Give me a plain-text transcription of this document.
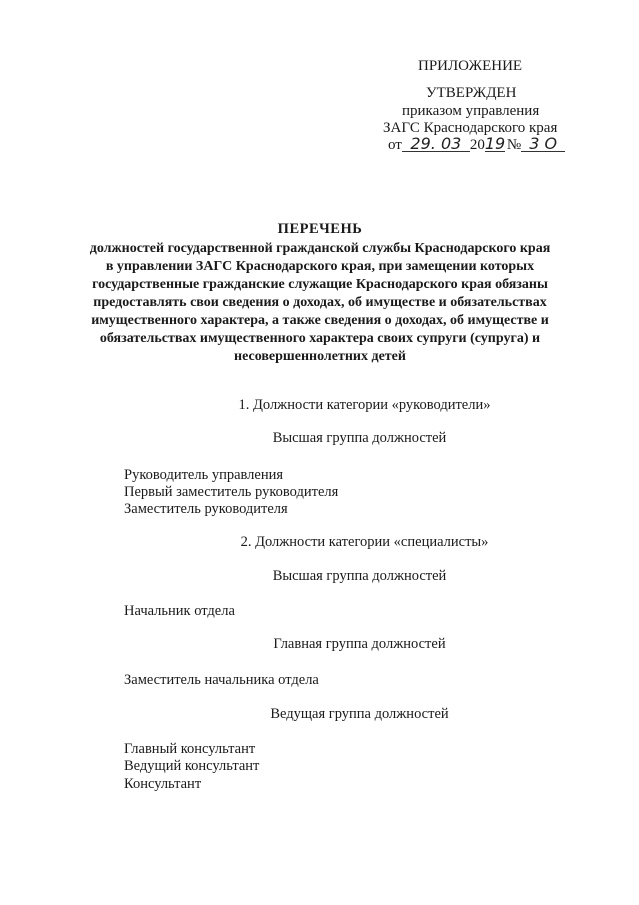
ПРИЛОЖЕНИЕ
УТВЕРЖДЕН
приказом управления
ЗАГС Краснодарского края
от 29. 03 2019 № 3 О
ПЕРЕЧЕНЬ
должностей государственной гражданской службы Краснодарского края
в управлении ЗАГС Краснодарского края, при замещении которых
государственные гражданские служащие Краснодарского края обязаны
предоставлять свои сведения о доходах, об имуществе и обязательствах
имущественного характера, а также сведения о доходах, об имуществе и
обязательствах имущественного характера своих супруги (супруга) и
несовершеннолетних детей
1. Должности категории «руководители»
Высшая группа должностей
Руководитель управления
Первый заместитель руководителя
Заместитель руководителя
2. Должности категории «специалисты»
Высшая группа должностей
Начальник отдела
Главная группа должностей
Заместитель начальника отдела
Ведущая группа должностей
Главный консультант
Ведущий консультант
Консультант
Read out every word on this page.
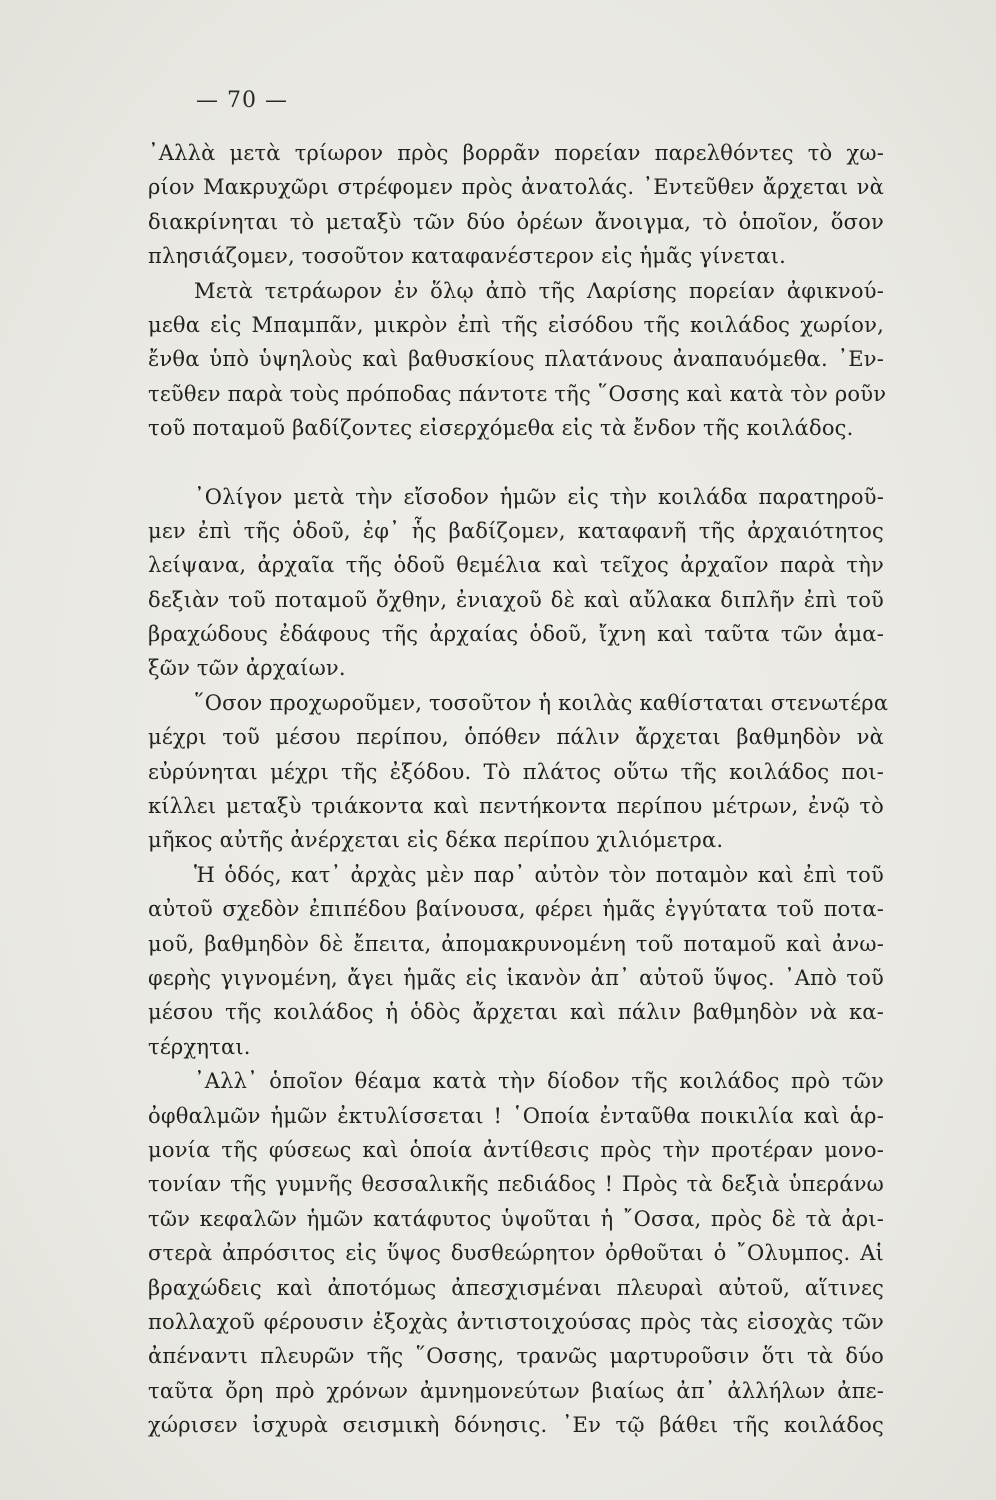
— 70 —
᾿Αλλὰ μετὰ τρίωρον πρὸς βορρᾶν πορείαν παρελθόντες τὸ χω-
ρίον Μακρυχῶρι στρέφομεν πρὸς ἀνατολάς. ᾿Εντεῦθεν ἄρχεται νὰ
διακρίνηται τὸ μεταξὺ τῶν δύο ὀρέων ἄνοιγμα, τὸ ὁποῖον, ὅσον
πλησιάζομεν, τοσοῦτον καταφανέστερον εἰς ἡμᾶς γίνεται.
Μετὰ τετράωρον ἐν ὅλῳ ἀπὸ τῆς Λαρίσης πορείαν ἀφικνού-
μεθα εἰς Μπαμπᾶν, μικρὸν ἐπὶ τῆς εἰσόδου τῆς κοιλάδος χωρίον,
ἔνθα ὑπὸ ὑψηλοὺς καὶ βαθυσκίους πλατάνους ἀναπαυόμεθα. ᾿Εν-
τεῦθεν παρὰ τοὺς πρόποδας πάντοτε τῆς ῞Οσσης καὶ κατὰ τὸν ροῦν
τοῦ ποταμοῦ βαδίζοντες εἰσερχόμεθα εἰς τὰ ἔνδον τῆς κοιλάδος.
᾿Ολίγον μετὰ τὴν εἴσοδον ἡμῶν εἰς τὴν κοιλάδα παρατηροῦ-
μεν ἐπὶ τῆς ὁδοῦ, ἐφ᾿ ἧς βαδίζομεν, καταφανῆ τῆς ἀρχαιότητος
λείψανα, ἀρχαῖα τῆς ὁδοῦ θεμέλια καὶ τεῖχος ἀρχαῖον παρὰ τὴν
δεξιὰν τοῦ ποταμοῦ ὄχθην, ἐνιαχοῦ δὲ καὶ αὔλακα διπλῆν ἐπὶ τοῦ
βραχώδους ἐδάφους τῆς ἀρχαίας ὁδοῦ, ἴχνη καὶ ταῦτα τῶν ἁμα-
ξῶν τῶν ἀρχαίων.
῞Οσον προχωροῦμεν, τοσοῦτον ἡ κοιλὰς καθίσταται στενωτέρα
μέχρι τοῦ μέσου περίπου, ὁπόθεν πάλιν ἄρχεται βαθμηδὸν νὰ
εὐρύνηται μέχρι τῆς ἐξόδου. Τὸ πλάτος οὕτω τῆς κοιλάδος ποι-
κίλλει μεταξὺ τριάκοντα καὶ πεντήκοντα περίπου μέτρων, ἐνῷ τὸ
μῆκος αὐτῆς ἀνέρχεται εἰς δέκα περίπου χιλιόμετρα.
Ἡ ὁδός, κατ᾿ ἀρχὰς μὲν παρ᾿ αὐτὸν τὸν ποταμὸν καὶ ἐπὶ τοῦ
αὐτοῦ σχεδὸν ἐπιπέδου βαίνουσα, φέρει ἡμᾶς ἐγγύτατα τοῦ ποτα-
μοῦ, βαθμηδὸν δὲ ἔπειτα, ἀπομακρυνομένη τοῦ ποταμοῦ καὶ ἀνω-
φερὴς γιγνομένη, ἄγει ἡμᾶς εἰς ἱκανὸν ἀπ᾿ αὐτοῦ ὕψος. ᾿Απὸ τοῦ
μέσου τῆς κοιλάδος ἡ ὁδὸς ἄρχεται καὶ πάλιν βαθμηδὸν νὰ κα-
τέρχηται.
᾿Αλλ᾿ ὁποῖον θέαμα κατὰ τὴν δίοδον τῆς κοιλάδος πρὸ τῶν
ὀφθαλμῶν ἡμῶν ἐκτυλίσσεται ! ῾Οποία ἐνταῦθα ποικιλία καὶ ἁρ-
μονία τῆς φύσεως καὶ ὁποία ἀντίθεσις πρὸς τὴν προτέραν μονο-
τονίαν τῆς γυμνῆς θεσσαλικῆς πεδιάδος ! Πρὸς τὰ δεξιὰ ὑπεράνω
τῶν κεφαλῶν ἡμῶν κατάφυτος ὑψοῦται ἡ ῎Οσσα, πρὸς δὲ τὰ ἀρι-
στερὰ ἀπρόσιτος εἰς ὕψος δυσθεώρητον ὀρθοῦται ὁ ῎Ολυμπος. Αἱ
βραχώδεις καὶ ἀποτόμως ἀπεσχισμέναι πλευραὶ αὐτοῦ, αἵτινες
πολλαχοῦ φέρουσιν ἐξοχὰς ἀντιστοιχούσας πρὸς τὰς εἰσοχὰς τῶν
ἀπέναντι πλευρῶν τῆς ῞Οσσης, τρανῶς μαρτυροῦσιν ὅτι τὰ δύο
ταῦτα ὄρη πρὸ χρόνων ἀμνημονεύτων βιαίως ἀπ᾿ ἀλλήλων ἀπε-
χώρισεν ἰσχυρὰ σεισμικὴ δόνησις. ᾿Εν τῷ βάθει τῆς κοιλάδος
▬▬▬
Challenge:
Write out all the records again, exactly, minus any pictures.

Final answer:
Give me a plain-text transcription of this document.
ПРИЛОЖЕНИЕ
УТВЕРЖДЕН
приказом управления
ЗАГС Краснодарского края
от 29. 03 2019 № 3 О
ПЕРЕЧЕНЬ
должностей государственной гражданской службы Краснодарского края
в управлении ЗАГС Краснодарского края, при замещении которых
государственные гражданские служащие Краснодарского края обязаны
предоставлять свои сведения о доходах, об имуществе и обязательствах
имущественного характера, а также сведения о доходах, об имуществе и
обязательствах имущественного характера своих супруги (супруга) и
несовершеннолетних детей
1. Должности категории «руководители»
Высшая группа должностей
Руководитель управления
Первый заместитель руководителя
Заместитель руководителя
2. Должности категории «специалисты»
Высшая группа должностей
Начальник отдела
Главная группа должностей
Заместитель начальника отдела
Ведущая группа должностей
Главный консультант
Ведущий консультант
Консультант
Read out every word on this page.
— 70 —
᾿Αλλὰ μετὰ τρίωρον πρὸς βορρᾶν πορείαν παρελθόντες τὸ χω-
ρίον Μακρυχῶρι στρέφομεν πρὸς ἀνατολάς. ᾿Εντεῦθεν ἄρχεται νὰ
διακρίνηται τὸ μεταξὺ τῶν δύο ὀρέων ἄνοιγμα, τὸ ὁποῖον, ὅσον
πλησιάζομεν, τοσοῦτον καταφανέστερον εἰς ἡμᾶς γίνεται.
Μετὰ τετράωρον ἐν ὅλῳ ἀπὸ τῆς Λαρίσης πορείαν ἀφικνού-
μεθα εἰς Μπαμπᾶν, μικρὸν ἐπὶ τῆς εἰσόδου τῆς κοιλάδος χωρίον,
ἔνθα ὑπὸ ὑψηλοὺς καὶ βαθυσκίους πλατάνους ἀναπαυόμεθα. ᾿Εν-
τεῦθεν παρὰ τοὺς πρόποδας πάντοτε τῆς ῞Οσσης καὶ κατὰ τὸν ροῦν
τοῦ ποταμοῦ βαδίζοντες εἰσερχόμεθα εἰς τὰ ἔνδον τῆς κοιλάδος.
᾿Ολίγον μετὰ τὴν εἴσοδον ἡμῶν εἰς τὴν κοιλάδα παρατηροῦ-
μεν ἐπὶ τῆς ὁδοῦ, ἐφ᾿ ἧς βαδίζομεν, καταφανῆ τῆς ἀρχαιότητος
λείψανα, ἀρχαῖα τῆς ὁδοῦ θεμέλια καὶ τεῖχος ἀρχαῖον παρὰ τὴν
δεξιὰν τοῦ ποταμοῦ ὄχθην, ἐνιαχοῦ δὲ καὶ αὔλακα διπλῆν ἐπὶ τοῦ
βραχώδους ἐδάφους τῆς ἀρχαίας ὁδοῦ, ἴχνη καὶ ταῦτα τῶν ἁμα-
ξῶν τῶν ἀρχαίων.
῞Οσον προχωροῦμεν, τοσοῦτον ἡ κοιλὰς καθίσταται στενωτέρα
μέχρι τοῦ μέσου περίπου, ὁπόθεν πάλιν ἄρχεται βαθμηδὸν νὰ
εὐρύνηται μέχρι τῆς ἐξόδου. Τὸ πλάτος οὕτω τῆς κοιλάδος ποι-
κίλλει μεταξὺ τριάκοντα καὶ πεντήκοντα περίπου μέτρων, ἐνῷ τὸ
μῆκος αὐτῆς ἀνέρχεται εἰς δέκα περίπου χιλιόμετρα.
Ἡ ὁδός, κατ᾿ ἀρχὰς μὲν παρ᾿ αὐτὸν τὸν ποταμὸν καὶ ἐπὶ τοῦ
αὐτοῦ σχεδὸν ἐπιπέδου βαίνουσα, φέρει ἡμᾶς ἐγγύτατα τοῦ ποτα-
μοῦ, βαθμηδὸν δὲ ἔπειτα, ἀπομακρυνομένη τοῦ ποταμοῦ καὶ ἀνω-
φερὴς γιγνομένη, ἄγει ἡμᾶς εἰς ἱκανὸν ἀπ᾿ αὐτοῦ ὕψος. ᾿Απὸ τοῦ
μέσου τῆς κοιλάδος ἡ ὁδὸς ἄρχεται καὶ πάλιν βαθμηδὸν νὰ κα-
τέρχηται.
᾿Αλλ᾿ ὁποῖον θέαμα κατὰ τὴν δίοδον τῆς κοιλάδος πρὸ τῶν
ὀφθαλμῶν ἡμῶν ἐκτυλίσσεται ! ῾Οποία ἐνταῦθα ποικιλία καὶ ἁρ-
μονία τῆς φύσεως καὶ ὁποία ἀντίθεσις πρὸς τὴν προτέραν μονο-
τονίαν τῆς γυμνῆς θεσσαλικῆς πεδιάδος ! Πρὸς τὰ δεξιὰ ὑπεράνω
τῶν κεφαλῶν ἡμῶν κατάφυτος ὑψοῦται ἡ ῎Οσσα, πρὸς δὲ τὰ ἀρι-
στερὰ ἀπρόσιτος εἰς ὕψος δυσθεώρητον ὀρθοῦται ὁ ῎Ολυμπος. Αἱ
βραχώδεις καὶ ἀποτόμως ἀπεσχισμέναι πλευραὶ αὐτοῦ, αἵτινες
πολλαχοῦ φέρουσιν ἐξοχὰς ἀντιστοιχούσας πρὸς τὰς εἰσοχὰς τῶν
ἀπέναντι πλευρῶν τῆς ῞Οσσης, τρανῶς μαρτυροῦσιν ὅτι τὰ δύο
ταῦτα ὄρη πρὸ χρόνων ἀμνημονεύτων βιαίως ἀπ᾿ ἀλλήλων ἀπε-
χώρισεν ἰσχυρὰ σεισμικὴ δόνησις. ᾿Εν τῷ βάθει τῆς κοιλάδος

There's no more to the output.